* Start RECORDS SHOWN *

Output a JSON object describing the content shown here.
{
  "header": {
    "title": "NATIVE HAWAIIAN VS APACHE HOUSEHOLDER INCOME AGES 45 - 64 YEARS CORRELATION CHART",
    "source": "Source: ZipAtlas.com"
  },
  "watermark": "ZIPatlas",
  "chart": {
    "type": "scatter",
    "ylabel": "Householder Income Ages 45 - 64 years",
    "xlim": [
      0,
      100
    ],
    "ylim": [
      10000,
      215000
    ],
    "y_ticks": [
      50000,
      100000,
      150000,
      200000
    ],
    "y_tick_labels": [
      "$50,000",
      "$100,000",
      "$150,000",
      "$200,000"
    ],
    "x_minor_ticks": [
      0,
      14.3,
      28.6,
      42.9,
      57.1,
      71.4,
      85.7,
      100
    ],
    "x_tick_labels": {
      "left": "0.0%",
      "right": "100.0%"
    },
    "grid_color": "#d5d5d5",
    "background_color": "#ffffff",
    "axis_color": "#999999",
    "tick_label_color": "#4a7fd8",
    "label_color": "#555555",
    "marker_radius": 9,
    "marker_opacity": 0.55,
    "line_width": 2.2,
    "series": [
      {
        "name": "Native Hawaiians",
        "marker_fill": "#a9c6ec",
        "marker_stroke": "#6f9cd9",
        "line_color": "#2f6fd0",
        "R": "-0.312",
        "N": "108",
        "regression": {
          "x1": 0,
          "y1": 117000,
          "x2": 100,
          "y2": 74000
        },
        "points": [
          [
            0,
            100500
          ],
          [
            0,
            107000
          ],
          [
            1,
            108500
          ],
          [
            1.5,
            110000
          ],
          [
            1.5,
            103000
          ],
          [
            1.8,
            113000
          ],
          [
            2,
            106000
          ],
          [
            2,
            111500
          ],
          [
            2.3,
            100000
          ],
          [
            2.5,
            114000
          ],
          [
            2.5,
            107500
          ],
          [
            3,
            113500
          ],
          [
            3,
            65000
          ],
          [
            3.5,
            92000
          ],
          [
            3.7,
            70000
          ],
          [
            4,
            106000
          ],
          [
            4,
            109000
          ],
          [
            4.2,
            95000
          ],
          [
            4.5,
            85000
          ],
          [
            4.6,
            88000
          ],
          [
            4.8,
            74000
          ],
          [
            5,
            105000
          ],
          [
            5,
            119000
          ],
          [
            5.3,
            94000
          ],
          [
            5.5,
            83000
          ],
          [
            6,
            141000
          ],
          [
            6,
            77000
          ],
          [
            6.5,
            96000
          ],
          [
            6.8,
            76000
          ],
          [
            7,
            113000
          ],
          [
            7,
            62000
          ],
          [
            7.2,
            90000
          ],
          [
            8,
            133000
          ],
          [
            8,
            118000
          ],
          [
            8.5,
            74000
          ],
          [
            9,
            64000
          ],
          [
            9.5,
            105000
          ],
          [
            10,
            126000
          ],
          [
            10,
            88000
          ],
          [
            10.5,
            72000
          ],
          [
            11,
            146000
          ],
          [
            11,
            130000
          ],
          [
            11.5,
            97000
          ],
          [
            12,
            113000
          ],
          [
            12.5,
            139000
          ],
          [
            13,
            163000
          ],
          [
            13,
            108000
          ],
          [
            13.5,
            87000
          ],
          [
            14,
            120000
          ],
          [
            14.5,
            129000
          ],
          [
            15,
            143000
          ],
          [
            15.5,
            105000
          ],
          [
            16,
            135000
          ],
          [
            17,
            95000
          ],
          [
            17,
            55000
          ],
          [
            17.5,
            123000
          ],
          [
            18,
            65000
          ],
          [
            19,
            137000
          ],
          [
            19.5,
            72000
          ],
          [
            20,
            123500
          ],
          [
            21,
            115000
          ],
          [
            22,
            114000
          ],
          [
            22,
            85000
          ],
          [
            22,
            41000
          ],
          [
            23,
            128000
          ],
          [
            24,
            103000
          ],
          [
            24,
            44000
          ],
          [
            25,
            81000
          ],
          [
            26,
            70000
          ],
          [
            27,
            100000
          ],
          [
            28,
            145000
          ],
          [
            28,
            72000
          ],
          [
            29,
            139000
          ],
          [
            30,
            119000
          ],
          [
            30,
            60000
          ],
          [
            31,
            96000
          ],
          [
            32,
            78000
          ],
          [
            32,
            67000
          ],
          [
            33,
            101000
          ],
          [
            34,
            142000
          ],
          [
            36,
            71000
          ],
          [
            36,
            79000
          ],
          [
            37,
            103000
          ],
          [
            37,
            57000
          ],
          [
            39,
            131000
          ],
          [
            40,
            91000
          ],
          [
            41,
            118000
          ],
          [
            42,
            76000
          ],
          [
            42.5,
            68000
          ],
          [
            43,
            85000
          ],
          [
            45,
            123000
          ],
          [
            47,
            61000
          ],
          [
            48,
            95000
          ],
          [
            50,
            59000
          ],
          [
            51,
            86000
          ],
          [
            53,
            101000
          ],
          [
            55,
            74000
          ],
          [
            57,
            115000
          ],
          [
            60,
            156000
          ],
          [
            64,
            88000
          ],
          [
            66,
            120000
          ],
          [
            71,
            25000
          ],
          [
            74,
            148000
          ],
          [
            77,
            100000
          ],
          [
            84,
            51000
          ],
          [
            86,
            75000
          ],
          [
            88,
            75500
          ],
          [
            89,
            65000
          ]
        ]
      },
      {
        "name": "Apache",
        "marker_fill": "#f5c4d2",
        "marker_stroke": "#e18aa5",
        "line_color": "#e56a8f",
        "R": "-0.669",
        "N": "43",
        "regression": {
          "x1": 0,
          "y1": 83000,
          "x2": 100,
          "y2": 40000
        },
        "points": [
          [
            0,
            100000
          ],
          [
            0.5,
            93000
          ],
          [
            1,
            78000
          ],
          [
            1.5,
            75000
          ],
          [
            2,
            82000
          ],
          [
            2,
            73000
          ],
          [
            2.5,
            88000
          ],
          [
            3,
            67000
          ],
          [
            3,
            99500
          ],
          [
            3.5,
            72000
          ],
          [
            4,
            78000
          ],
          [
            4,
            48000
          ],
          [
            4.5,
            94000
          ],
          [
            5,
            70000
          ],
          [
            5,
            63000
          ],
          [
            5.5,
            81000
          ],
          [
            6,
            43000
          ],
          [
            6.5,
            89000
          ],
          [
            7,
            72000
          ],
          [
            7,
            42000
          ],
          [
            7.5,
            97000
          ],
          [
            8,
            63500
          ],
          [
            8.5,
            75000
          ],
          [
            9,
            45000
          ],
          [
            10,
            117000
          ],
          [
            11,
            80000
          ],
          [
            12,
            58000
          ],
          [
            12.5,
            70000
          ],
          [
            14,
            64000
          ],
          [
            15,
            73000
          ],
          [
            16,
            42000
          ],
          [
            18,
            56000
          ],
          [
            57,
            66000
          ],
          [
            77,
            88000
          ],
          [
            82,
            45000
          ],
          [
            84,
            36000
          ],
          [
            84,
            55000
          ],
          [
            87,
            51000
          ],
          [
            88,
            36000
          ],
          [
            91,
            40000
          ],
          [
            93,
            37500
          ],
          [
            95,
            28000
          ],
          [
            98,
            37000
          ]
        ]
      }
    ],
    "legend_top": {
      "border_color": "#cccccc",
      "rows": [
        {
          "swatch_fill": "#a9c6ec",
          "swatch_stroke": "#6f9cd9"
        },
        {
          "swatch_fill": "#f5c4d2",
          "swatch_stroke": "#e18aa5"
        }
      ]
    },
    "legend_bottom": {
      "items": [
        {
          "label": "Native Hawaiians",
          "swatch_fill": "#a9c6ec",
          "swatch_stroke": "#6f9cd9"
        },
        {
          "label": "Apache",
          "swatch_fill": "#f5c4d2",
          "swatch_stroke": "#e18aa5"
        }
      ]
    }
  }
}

* End RECORDS SHOWN *

[WRITTEN EXERCISE] From the data above, work out how many lines hold "Hawaiians". Answer with the number alone.

[OUTPUT FOR THIS TASK] 2